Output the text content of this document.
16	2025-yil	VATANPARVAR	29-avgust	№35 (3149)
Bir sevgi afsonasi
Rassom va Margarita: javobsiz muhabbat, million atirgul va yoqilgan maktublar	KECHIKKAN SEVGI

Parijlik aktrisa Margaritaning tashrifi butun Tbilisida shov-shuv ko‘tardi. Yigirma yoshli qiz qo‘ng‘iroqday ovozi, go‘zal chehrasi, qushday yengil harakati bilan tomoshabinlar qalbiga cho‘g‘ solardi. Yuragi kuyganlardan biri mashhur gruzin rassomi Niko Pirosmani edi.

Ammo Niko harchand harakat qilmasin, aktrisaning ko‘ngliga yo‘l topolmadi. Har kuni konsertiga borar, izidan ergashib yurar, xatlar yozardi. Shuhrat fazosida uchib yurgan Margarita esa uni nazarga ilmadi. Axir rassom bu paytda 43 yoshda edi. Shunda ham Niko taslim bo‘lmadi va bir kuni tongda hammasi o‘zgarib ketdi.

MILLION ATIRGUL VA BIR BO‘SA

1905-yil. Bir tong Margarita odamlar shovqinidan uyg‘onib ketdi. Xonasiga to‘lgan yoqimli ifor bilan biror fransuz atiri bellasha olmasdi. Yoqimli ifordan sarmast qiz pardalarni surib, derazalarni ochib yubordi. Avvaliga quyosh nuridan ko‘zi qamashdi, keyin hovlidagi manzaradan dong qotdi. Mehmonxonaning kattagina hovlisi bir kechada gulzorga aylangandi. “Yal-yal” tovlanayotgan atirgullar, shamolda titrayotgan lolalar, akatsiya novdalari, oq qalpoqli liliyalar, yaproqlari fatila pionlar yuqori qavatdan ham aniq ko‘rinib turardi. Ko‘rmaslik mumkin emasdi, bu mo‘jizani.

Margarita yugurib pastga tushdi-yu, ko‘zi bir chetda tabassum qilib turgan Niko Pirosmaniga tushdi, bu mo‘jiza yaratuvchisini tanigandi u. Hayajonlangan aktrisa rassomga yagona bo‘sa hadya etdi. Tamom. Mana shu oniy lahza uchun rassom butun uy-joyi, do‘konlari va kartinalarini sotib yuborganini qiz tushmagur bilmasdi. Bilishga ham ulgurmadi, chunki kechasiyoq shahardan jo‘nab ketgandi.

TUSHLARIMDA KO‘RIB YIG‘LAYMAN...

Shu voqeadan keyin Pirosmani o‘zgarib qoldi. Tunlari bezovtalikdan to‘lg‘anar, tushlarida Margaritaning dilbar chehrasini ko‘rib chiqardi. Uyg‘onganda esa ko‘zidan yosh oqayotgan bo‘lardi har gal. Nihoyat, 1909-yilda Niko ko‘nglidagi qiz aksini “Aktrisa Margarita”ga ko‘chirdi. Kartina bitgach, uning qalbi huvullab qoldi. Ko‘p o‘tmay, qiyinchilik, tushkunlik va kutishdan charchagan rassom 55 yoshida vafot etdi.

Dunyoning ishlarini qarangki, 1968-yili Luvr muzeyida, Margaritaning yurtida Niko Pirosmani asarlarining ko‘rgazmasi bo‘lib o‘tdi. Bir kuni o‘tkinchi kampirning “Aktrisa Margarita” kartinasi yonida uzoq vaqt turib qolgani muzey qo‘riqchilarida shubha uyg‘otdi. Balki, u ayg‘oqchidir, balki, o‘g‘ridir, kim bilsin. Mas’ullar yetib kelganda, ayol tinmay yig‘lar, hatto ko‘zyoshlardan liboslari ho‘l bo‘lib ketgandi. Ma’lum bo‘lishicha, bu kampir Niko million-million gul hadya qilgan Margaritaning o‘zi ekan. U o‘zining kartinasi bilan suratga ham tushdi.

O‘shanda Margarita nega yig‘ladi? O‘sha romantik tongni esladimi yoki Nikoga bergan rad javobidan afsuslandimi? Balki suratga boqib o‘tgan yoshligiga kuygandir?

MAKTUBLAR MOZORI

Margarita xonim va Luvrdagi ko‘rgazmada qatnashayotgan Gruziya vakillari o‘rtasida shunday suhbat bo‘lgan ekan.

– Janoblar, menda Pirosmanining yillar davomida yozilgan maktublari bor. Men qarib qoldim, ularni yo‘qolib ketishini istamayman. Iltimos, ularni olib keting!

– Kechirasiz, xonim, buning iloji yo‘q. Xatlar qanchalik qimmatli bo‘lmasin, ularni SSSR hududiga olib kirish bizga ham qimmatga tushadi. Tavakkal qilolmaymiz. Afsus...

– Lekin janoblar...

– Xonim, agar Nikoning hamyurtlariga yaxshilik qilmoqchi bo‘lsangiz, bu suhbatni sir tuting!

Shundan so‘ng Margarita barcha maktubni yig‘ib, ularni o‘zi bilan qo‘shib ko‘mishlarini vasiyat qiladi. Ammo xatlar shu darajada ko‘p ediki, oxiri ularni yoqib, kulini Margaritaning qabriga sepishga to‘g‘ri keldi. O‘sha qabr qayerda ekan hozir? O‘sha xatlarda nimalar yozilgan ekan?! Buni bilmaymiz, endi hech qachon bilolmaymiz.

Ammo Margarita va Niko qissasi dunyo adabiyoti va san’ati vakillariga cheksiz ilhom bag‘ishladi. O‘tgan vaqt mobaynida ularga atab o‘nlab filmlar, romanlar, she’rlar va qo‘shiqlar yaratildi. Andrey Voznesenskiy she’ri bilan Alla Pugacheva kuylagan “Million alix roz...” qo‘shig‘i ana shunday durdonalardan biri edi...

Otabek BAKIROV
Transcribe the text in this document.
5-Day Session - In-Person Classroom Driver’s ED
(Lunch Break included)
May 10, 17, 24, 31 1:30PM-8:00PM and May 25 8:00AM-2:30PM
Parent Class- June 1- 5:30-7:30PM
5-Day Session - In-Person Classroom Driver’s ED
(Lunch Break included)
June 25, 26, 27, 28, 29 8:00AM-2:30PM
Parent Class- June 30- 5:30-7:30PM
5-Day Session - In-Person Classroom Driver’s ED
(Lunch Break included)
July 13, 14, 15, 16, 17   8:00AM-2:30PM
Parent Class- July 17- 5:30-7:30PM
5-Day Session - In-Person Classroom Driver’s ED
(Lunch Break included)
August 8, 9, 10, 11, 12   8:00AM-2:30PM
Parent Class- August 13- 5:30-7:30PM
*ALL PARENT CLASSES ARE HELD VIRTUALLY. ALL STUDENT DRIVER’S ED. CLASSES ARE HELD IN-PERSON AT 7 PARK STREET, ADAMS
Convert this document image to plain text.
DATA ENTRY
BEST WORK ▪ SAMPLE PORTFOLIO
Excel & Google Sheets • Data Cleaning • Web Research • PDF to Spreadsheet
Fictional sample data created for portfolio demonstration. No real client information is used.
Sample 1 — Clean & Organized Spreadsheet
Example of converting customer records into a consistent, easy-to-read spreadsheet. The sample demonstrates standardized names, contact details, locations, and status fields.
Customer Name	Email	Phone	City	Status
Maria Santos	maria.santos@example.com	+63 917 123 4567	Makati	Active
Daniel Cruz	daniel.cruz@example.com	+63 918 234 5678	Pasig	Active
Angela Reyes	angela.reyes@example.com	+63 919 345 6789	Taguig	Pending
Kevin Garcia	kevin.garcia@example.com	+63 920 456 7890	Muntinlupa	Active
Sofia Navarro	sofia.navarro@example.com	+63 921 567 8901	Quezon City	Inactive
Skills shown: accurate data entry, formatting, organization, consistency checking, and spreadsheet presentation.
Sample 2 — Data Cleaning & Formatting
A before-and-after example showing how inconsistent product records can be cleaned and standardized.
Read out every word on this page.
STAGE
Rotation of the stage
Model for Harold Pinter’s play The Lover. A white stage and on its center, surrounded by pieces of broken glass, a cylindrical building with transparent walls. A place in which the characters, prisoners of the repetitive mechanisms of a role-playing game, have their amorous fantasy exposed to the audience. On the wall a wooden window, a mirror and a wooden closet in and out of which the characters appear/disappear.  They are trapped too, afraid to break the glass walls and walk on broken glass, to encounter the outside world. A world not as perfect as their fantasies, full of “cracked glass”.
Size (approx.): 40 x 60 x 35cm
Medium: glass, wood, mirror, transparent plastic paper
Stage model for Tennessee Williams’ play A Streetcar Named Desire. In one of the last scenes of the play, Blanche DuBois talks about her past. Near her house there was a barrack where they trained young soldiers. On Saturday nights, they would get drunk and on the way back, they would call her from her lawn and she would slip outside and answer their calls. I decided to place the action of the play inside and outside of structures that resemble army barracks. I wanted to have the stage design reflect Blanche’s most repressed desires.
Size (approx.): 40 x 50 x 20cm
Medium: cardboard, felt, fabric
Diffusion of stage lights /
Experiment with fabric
#####
Reply with the number of lines in the material above that contain "Size", and nothing more.

2